### Records from a collection
----

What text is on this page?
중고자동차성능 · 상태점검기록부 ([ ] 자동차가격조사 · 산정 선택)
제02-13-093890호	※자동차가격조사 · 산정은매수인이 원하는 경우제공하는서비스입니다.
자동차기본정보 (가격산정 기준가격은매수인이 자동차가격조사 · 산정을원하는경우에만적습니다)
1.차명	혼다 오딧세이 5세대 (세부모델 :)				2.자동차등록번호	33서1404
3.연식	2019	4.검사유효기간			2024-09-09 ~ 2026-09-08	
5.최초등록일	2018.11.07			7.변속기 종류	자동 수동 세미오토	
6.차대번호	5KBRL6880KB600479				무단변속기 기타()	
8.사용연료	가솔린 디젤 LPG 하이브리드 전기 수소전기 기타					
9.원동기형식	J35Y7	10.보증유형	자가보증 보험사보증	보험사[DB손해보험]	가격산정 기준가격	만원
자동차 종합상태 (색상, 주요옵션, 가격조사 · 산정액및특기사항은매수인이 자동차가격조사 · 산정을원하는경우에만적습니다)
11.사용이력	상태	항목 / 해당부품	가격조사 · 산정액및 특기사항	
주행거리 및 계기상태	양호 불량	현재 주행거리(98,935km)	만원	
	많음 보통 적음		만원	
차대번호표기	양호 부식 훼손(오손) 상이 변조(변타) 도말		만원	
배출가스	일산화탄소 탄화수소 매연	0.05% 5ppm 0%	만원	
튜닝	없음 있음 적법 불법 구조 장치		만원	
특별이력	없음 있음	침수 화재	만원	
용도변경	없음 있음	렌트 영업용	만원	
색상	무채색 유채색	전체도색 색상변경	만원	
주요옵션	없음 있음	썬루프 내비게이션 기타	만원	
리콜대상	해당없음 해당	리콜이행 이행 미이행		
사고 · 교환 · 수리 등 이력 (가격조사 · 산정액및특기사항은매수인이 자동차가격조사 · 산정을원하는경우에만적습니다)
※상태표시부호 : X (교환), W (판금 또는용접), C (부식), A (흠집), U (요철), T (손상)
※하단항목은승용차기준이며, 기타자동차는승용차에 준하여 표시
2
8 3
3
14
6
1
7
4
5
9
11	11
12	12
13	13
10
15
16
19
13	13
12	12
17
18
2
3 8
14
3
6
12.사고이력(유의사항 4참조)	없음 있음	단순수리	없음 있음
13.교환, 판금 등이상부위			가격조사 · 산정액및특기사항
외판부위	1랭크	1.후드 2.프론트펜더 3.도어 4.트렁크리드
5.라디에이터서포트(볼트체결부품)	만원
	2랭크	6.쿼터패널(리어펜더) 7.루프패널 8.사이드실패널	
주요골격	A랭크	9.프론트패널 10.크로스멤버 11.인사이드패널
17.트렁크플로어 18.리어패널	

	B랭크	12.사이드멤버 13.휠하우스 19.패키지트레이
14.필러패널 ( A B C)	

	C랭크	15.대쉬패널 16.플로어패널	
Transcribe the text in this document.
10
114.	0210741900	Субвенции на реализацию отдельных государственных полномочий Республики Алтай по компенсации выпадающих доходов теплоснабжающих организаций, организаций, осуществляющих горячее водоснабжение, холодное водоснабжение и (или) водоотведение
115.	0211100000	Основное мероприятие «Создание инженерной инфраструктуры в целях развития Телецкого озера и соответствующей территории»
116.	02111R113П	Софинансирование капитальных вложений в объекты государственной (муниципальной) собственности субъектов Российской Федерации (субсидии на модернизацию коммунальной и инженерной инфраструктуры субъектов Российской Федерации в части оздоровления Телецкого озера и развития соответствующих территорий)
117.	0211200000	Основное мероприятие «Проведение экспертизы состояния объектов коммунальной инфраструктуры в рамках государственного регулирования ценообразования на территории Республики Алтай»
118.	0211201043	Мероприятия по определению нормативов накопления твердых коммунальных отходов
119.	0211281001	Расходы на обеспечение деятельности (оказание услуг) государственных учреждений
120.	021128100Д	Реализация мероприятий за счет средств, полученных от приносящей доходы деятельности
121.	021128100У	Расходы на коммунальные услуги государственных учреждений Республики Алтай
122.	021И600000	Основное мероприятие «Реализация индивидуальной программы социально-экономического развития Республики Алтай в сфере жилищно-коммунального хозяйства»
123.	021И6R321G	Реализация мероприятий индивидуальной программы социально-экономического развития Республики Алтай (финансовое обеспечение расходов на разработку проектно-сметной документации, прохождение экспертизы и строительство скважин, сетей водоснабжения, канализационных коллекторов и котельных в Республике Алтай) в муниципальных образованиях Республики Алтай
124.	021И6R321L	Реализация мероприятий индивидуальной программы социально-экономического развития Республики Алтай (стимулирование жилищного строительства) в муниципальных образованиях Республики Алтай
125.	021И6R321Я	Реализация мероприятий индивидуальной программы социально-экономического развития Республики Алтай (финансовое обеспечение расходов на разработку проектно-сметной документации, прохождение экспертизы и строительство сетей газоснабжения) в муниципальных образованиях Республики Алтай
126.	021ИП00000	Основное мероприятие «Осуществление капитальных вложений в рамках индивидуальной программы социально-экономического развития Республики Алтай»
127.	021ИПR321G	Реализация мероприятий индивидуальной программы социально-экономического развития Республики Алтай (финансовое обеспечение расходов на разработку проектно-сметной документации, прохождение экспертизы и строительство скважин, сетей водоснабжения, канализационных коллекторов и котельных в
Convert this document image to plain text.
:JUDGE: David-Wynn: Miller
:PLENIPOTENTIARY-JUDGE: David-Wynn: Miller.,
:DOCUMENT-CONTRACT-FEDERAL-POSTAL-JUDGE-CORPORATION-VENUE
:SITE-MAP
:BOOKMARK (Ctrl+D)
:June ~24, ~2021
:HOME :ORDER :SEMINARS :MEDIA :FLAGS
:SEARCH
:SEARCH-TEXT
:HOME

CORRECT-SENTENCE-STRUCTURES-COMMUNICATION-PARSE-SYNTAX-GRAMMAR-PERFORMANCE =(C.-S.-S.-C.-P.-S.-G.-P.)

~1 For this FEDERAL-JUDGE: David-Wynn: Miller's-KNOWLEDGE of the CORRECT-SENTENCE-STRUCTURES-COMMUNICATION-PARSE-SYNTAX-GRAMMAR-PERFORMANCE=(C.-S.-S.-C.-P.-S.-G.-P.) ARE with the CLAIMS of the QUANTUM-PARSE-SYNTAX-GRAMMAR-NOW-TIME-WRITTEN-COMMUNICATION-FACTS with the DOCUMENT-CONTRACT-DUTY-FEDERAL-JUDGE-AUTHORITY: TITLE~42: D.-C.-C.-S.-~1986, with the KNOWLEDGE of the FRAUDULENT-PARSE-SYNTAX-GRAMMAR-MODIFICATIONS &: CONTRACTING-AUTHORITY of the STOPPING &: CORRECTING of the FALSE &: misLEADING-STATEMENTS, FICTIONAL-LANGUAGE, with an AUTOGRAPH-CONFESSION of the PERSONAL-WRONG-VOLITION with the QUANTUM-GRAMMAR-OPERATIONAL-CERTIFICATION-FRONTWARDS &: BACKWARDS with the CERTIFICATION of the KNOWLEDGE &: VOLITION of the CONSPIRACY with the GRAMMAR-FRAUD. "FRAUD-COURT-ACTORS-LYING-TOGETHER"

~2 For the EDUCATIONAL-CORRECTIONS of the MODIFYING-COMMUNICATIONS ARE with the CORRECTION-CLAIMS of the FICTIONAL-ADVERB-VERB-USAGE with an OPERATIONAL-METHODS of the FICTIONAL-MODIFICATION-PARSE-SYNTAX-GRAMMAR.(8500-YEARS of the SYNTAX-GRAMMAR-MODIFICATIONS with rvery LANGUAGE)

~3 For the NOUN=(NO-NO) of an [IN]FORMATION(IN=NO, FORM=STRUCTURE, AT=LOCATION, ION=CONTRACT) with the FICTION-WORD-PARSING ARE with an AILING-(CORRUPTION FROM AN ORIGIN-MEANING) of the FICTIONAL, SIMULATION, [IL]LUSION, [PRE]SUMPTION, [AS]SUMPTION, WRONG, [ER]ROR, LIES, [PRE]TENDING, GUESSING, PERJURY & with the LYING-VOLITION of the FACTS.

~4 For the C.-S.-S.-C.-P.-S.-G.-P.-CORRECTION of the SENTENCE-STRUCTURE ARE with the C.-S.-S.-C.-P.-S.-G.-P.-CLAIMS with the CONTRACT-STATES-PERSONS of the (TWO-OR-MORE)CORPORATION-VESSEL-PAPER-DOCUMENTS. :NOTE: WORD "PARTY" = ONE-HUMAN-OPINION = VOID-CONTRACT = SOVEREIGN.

----

### WORK TO BE COMPLETED
Copy out every line with the word "инфраструктуры".

### EXERCISE ANSWER
115.	0211100000	Основное мероприятие «Создание инженерной инфраструктуры в целях развития Телецкого озера и соответствующей территории»
116.	02111R113П	Софинансирование капитальных вложений в объекты государственной (муниципальной) собственности субъектов Российской Федерации (субсидии на модернизацию коммунальной и инженерной инфраструктуры субъектов Российской Федерации в части оздоровления Телецкого озера и развития соответствующих территорий)
117.	0211200000	Основное мероприятие «Проведение экспертизы состояния объектов коммунальной инфраструктуры в рамках государственного регулирования ценообразования на территории Республики Алтай»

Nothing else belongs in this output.